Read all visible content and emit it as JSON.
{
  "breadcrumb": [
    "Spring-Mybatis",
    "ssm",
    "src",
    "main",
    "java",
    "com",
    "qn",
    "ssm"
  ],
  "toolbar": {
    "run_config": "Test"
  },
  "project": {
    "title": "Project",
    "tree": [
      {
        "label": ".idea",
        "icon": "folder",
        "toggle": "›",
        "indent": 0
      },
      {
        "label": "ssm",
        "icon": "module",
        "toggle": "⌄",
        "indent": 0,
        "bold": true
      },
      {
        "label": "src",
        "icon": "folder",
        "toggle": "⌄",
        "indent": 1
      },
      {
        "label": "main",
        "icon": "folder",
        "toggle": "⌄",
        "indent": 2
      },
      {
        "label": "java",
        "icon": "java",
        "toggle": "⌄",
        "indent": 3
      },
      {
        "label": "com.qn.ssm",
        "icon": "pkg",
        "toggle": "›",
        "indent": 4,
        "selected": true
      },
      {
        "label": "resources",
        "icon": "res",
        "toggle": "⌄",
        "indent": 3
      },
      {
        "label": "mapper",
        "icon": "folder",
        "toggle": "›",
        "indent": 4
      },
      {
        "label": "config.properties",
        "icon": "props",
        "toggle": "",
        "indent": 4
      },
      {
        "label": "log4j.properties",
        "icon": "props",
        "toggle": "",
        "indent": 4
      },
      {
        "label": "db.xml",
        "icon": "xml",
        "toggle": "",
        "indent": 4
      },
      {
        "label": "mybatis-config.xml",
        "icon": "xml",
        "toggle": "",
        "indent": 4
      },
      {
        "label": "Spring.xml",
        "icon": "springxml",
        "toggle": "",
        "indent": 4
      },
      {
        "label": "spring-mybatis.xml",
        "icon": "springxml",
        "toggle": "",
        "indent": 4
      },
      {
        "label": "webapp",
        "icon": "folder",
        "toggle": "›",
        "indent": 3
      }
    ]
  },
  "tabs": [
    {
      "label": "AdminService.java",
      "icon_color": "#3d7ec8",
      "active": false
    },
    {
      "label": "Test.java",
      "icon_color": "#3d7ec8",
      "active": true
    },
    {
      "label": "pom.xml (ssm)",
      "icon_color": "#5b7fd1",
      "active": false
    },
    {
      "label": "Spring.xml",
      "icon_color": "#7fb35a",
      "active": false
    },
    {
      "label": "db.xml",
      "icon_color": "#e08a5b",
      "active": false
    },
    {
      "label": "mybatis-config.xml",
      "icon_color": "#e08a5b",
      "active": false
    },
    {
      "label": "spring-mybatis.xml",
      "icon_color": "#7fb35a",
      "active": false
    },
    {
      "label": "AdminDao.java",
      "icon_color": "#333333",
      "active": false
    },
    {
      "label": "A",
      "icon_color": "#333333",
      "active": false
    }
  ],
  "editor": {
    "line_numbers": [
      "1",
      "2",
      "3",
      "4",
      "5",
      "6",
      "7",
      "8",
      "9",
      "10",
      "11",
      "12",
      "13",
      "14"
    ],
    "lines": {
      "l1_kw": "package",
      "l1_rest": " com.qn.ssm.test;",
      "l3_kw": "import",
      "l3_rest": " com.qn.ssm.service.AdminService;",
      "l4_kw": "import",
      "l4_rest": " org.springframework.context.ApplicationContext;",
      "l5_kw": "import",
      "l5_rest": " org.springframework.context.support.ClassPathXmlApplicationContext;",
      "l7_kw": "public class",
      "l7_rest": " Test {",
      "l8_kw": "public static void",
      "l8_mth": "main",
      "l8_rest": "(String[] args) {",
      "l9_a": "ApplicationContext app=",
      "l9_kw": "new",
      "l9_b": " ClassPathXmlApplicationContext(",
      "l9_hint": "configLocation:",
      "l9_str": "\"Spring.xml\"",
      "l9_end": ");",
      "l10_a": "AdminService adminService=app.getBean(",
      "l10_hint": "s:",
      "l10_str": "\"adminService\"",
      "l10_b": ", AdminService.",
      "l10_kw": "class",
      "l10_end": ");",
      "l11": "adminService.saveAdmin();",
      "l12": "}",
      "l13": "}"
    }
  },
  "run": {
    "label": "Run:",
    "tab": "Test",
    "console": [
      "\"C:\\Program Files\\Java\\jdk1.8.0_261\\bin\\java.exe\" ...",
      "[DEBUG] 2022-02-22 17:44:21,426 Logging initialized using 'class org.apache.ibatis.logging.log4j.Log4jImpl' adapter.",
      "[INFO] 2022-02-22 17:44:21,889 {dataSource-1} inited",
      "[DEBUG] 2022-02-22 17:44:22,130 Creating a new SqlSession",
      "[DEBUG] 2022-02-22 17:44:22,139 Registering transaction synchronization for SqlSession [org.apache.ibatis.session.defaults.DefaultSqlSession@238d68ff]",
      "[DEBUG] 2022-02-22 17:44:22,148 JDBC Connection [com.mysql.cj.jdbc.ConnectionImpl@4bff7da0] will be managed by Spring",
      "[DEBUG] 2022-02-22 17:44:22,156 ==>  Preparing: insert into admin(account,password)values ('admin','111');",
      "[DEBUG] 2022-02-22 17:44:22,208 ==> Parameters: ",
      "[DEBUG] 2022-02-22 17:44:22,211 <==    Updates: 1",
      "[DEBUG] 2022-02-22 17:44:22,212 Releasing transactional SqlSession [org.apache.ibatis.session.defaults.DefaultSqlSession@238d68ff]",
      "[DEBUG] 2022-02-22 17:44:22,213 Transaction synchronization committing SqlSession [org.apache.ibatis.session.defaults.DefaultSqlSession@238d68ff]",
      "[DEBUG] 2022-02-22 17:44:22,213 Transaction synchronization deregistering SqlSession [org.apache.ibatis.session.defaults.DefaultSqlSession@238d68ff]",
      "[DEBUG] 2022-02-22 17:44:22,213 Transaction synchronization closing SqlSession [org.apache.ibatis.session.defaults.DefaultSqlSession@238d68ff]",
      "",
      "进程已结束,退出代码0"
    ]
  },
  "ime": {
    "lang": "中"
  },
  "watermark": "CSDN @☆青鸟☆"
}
☆ ☆ ☆
**Directive**
Give the listing again, word for word.

**The output**
Read all visible content and emit it as JSON.
{
  "breadcrumb": [
    "Spring-Mybatis",
    "ssm",
    "src",
    "main",
    "java",
    "com",
    "qn",
    "ssm"
  ],
  "toolbar": {
    "run_config": "Test"
  },
  "project": {
    "title": "Project",
    "tree": [
      {
        "label": ".idea",
        "icon": "folder",
        "toggle": "›",
        "indent": 0
      },
      {
        "label": "ssm",
        "icon": "module",
        "toggle": "⌄",
        "indent": 0,
        "bold": true
      },
      {
        "label": "src",
        "icon": "folder",
        "toggle": "⌄",
        "indent": 1
      },
      {
        "label": "main",
        "icon": "folder",
        "toggle": "⌄",
        "indent": 2
      },
      {
        "label": "java",
        "icon": "java",
        "toggle": "⌄",
        "indent": 3
      },
      {
        "label": "com.qn.ssm",
        "icon": "pkg",
        "toggle": "›",
        "indent": 4,
        "selected": true
      },
      {
        "label": "resources",
        "icon": "res",
        "toggle": "⌄",
        "indent": 3
      },
      {
        "label": "mapper",
        "icon": "folder",
        "toggle": "›",
        "indent": 4
      },
      {
        "label": "config.properties",
        "icon": "props",
        "toggle": "",
        "indent": 4
      },
      {
        "label": "log4j.properties",
        "icon": "props",
        "toggle": "",
        "indent": 4
      },
      {
        "label": "db.xml",
        "icon": "xml",
        "toggle": "",
        "indent": 4
      },
      {
        "label": "mybatis-config.xml",
        "icon": "xml",
        "toggle": "",
        "indent": 4
      },
      {
        "label": "Spring.xml",
        "icon": "springxml",
        "toggle": "",
        "indent": 4
      },
      {
        "label": "spring-mybatis.xml",
        "icon": "springxml",
        "toggle": "",
        "indent": 4
      },
      {
        "label": "webapp",
        "icon": "folder",
        "toggle": "›",
        "indent": 3
      }
    ]
  },
  "tabs": [
    {
      "label": "AdminService.java",
      "icon_color": "#3d7ec8",
      "active": false
    },
    {
      "label": "Test.java",
      "icon_color": "#3d7ec8",
      "active": true
    },
    {
      "label": "pom.xml (ssm)",
      "icon_color": "#5b7fd1",
      "active": false
    },
    {
      "label": "Spring.xml",
      "icon_color": "#7fb35a",
      "active": false
    },
    {
      "label": "db.xml",
      "icon_color": "#e08a5b",
      "active": false
    },
    {
      "label": "mybatis-config.xml",
      "icon_color": "#e08a5b",
      "active": false
    },
    {
      "label": "spring-mybatis.xml",
      "icon_color": "#7fb35a",
      "active": false
    },
    {
      "label": "AdminDao.java",
      "icon_color": "#333333",
      "active": false
    },
    {
      "label": "A",
      "icon_color": "#333333",
      "active": false
    }
  ],
  "editor": {
    "line_numbers": [
      "1",
      "2",
      "3",
      "4",
      "5",
      "6",
      "7",
      "8",
      "9",
      "10",
      "11",
      "12",
      "13",
      "14"
    ],
    "lines": {
      "l1_kw": "package",
      "l1_rest": " com.qn.ssm.test;",
      "l3_kw": "import",
      "l3_rest": " com.qn.ssm.service.AdminService;",
      "l4_kw": "import",
      "l4_rest": " org.springframework.context.ApplicationContext;",
      "l5_kw": "import",
      "l5_rest": " org.springframework.context.support.ClassPathXmlApplicationContext;",
      "l7_kw": "public class",
      "l7_rest": " Test {",
      "l8_kw": "public static void",
      "l8_mth": "main",
      "l8_rest": "(String[] args) {",
      "l9_a": "ApplicationContext app=",
      "l9_kw": "new",
      "l9_b": " ClassPathXmlApplicationContext(",
      "l9_hint": "configLocation:",
      "l9_str": "\"Spring.xml\"",
      "l9_end": ");",
      "l10_a": "AdminService adminService=app.getBean(",
      "l10_hint": "s:",
      "l10_str": "\"adminService\"",
      "l10_b": ", AdminService.",
      "l10_kw": "class",
      "l10_end": ");",
      "l11": "adminService.saveAdmin();",
      "l12": "}",
      "l13": "}"
    }
  },
  "run": {
    "label": "Run:",
    "tab": "Test",
    "console": [
      "\"C:\\Program Files\\Java\\jdk1.8.0_261\\bin\\java.exe\" ...",
      "[DEBUG] 2022-02-22 17:44:21,426 Logging initialized using 'class org.apache.ibatis.logging.log4j.Log4jImpl' adapter.",
      "[INFO] 2022-02-22 17:44:21,889 {dataSource-1} inited",
      "[DEBUG] 2022-02-22 17:44:22,130 Creating a new SqlSession",
      "[DEBUG] 2022-02-22 17:44:22,139 Registering transaction synchronization for SqlSession [org.apache.ibatis.session.defaults.DefaultSqlSession@238d68ff]",
      "[DEBUG] 2022-02-22 17:44:22,148 JDBC Connection [com.mysql.cj.jdbc.ConnectionImpl@4bff7da0] will be managed by Spring",
      "[DEBUG] 2022-02-22 17:44:22,156 ==>  Preparing: insert into admin(account,password)values ('admin','111');",
      "[DEBUG] 2022-02-22 17:44:22,208 ==> Parameters: ",
      "[DEBUG] 2022-02-22 17:44:22,211 <==    Updates: 1",
      "[DEBUG] 2022-02-22 17:44:22,212 Releasing transactional SqlSession [org.apache.ibatis.session.defaults.DefaultSqlSession@238d68ff]",
      "[DEBUG] 2022-02-22 17:44:22,213 Transaction synchronization committing SqlSession [org.apache.ibatis.session.defaults.DefaultSqlSession@238d68ff]",
      "[DEBUG] 2022-02-22 17:44:22,213 Transaction synchronization deregistering SqlSession [org.apache.ibatis.session.defaults.DefaultSqlSession@238d68ff]",
      "[DEBUG] 2022-02-22 17:44:22,213 Transaction synchronization closing SqlSession [org.apache.ibatis.session.defaults.DefaultSqlSession@238d68ff]",
      "",
      "进程已结束,退出代码0"
    ]
  },
  "ime": {
    "lang": "中"
  },
  "watermark": "CSDN @☆青鸟☆"
}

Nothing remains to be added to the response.